- **MATERIAL**
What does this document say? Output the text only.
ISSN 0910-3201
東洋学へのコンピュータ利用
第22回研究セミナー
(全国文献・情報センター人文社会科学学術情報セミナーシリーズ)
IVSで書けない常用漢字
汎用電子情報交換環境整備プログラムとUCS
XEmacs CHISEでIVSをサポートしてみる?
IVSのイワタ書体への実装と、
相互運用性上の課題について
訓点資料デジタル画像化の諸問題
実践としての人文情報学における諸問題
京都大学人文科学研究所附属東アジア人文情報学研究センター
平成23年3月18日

- **TASK**
Your task is to print all of the records exactly.

- **TASK OUTPUT**
What does this document say? Output the text only.
ISSN 0910-3201
東洋学へのコンピュータ利用
第22回研究セミナー
(全国文献・情報センター人文社会科学学術情報セミナーシリーズ)
IVSで書けない常用漢字
汎用電子情報交換環境整備プログラムとUCS
XEmacs CHISEでIVSをサポートしてみる?
IVSのイワタ書体への実装と、
相互運用性上の課題について
訓点資料デジタル画像化の諸問題
実践としての人文情報学における諸問題
京都大学人文科学研究所附属東アジア人文情報学研究センター
平成23年3月18日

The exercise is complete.